══ Task inputs ══

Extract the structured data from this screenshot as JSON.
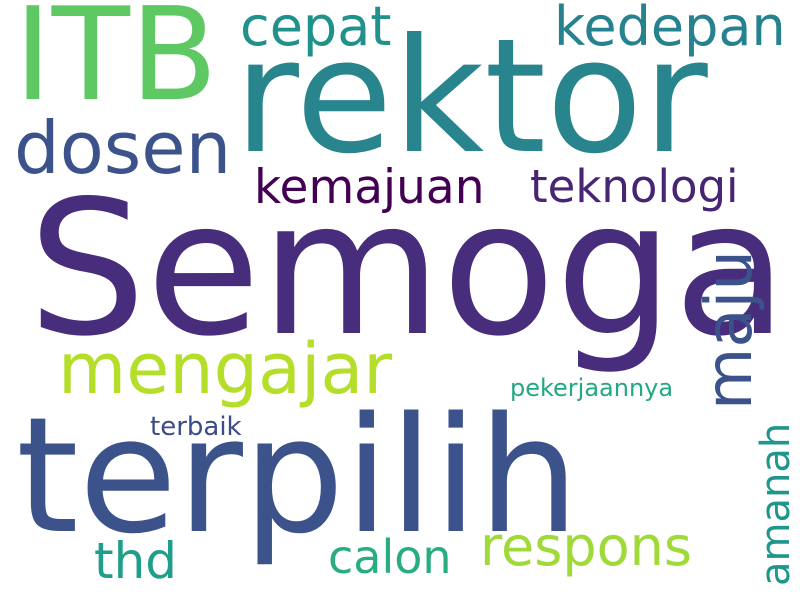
{
  "word_cloud": {
    "words": {
      "semoga": {
        "text": "Semoga",
        "color": "#472d7b"
      },
      "terpilih": {
        "text": "terpilih",
        "color": "#3b528b"
      },
      "rektor": {
        "text": "rektor",
        "color": "#29858d"
      },
      "itb": {
        "text": "ITB",
        "color": "#5ec962"
      },
      "dosen": {
        "text": "dosen",
        "color": "#3b528b"
      },
      "mengajar": {
        "text": "mengajar",
        "color": "#b5de2b"
      },
      "maju": {
        "text": "maju",
        "color": "#3b528b"
      },
      "kedepan": {
        "text": "kedepan",
        "color": "#26828e"
      },
      "cepat": {
        "text": "cepat",
        "color": "#21918c"
      },
      "kemajuan": {
        "text": "kemajuan",
        "color": "#440154"
      },
      "teknologi": {
        "text": "teknologi",
        "color": "#482475"
      },
      "respons": {
        "text": "respons",
        "color": "#a0da39"
      },
      "thd": {
        "text": "thd",
        "color": "#1f9e89"
      },
      "calon": {
        "text": "calon",
        "color": "#27ad81"
      },
      "amanah": {
        "text": "amanah",
        "color": "#1f968b"
      },
      "pekerjaannya": {
        "text": "pekerjaannya",
        "color": "#22a884"
      },
      "terbaik": {
        "text": "terbaik",
        "color": "#3e4a89"
      }
    }
  }
}
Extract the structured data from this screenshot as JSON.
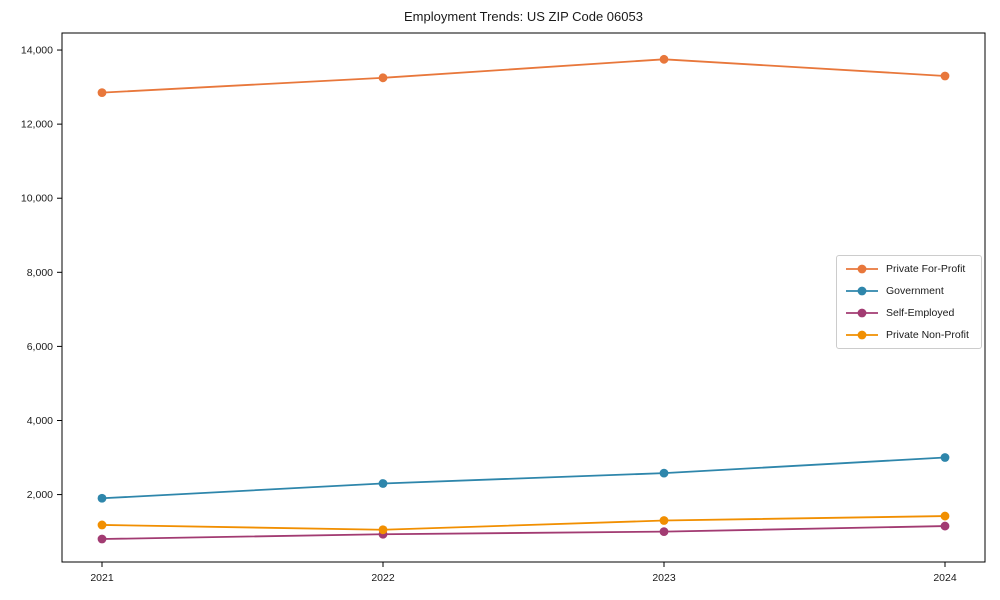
{
  "page": {
    "background_color": "#ffffff",
    "text_color": "#1a1a1a"
  },
  "chart_data": {
    "type": "line",
    "title": "Employment Trends: US ZIP Code 06053",
    "categories": [
      "2021",
      "2022",
      "2023",
      "2024"
    ],
    "series": [
      {
        "name": "Private For-Profit",
        "color": "#e8773b",
        "values": [
          12850,
          13250,
          13750,
          13300
        ]
      },
      {
        "name": "Government",
        "color": "#2e86ab",
        "values": [
          1900,
          2300,
          2580,
          3000
        ]
      },
      {
        "name": "Self-Employed",
        "color": "#a23b72",
        "values": [
          800,
          930,
          1000,
          1150
        ]
      },
      {
        "name": "Private Non-Profit",
        "color": "#f18f01",
        "values": [
          1180,
          1050,
          1300,
          1420
        ]
      }
    ],
    "xlabel": "",
    "ylabel": "",
    "ylim": [
      180,
      14460
    ],
    "yticks": [
      2000,
      4000,
      6000,
      8000,
      10000,
      12000,
      14000
    ],
    "ytick_labels": [
      "2,000",
      "4,000",
      "6,000",
      "8,000",
      "10,000",
      "12,000",
      "14,000"
    ],
    "grid": false,
    "legend_position": "center-right",
    "axis_color": "#000000",
    "legend_border_color": "#cccccc",
    "marker": "circle",
    "marker_radius": 4.4,
    "line_width": 1.8
  }
}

═══

What you will do:
Pictures are not part of the copy; reproduce everything else in the records exactly.

Result of the exercise:
Extract the structured data from this screenshot as JSON.
{
  "word_cloud": {
    "words": {
      "semoga": {
        "text": "Semoga",
        "color": "#472d7b"
      },
      "terpilih": {
        "text": "terpilih",
        "color": "#3b528b"
      },
      "rektor": {
        "text": "rektor",
        "color": "#29858d"
      },
      "itb": {
        "text": "ITB",
        "color": "#5ec962"
      },
      "dosen": {
        "text": "dosen",
        "color": "#3b528b"
      },
      "mengajar": {
        "text": "mengajar",
        "color": "#b5de2b"
      },
      "maju": {
        "text": "maju",
        "color": "#3b528b"
      },
      "kedepan": {
        "text": "kedepan",
        "color": "#26828e"
      },
      "cepat": {
        "text": "cepat",
        "color": "#21918c"
      },
      "kemajuan": {
        "text": "kemajuan",
        "color": "#440154"
      },
      "teknologi": {
        "text": "teknologi",
        "color": "#482475"
      },
      "respons": {
        "text": "respons",
        "color": "#a0da39"
      },
      "thd": {
        "text": "thd",
        "color": "#1f9e89"
      },
      "calon": {
        "text": "calon",
        "color": "#27ad81"
      },
      "amanah": {
        "text": "amanah",
        "color": "#1f968b"
      },
      "pekerjaannya": {
        "text": "pekerjaannya",
        "color": "#22a884"
      },
      "terbaik": {
        "text": "terbaik",
        "color": "#3e4a89"
      }
    }
  }
}
Extract the structured data from this screenshot as JSON.
{
  "page": {
    "background_color": "#ffffff",
    "text_color": "#1a1a1a"
  },
  "chart_data": {
    "type": "line",
    "title": "Employment Trends: US ZIP Code 06053",
    "categories": [
      "2021",
      "2022",
      "2023",
      "2024"
    ],
    "series": [
      {
        "name": "Private For-Profit",
        "color": "#e8773b",
        "values": [
          12850,
          13250,
          13750,
          13300
        ]
      },
      {
        "name": "Government",
        "color": "#2e86ab",
        "values": [
          1900,
          2300,
          2580,
          3000
        ]
      },
      {
        "name": "Self-Employed",
        "color": "#a23b72",
        "values": [
          800,
          930,
          1000,
          1150
        ]
      },
      {
        "name": "Private Non-Profit",
        "color": "#f18f01",
        "values": [
          1180,
          1050,
          1300,
          1420
        ]
      }
    ],
    "xlabel": "",
    "ylabel": "",
    "ylim": [
      180,
      14460
    ],
    "yticks": [
      2000,
      4000,
      6000,
      8000,
      10000,
      12000,
      14000
    ],
    "ytick_labels": [
      "2,000",
      "4,000",
      "6,000",
      "8,000",
      "10,000",
      "12,000",
      "14,000"
    ],
    "grid": false,
    "legend_position": "center-right",
    "axis_color": "#000000",
    "legend_border_color": "#cccccc",
    "marker": "circle",
    "marker_radius": 4.4,
    "line_width": 1.8
  }
}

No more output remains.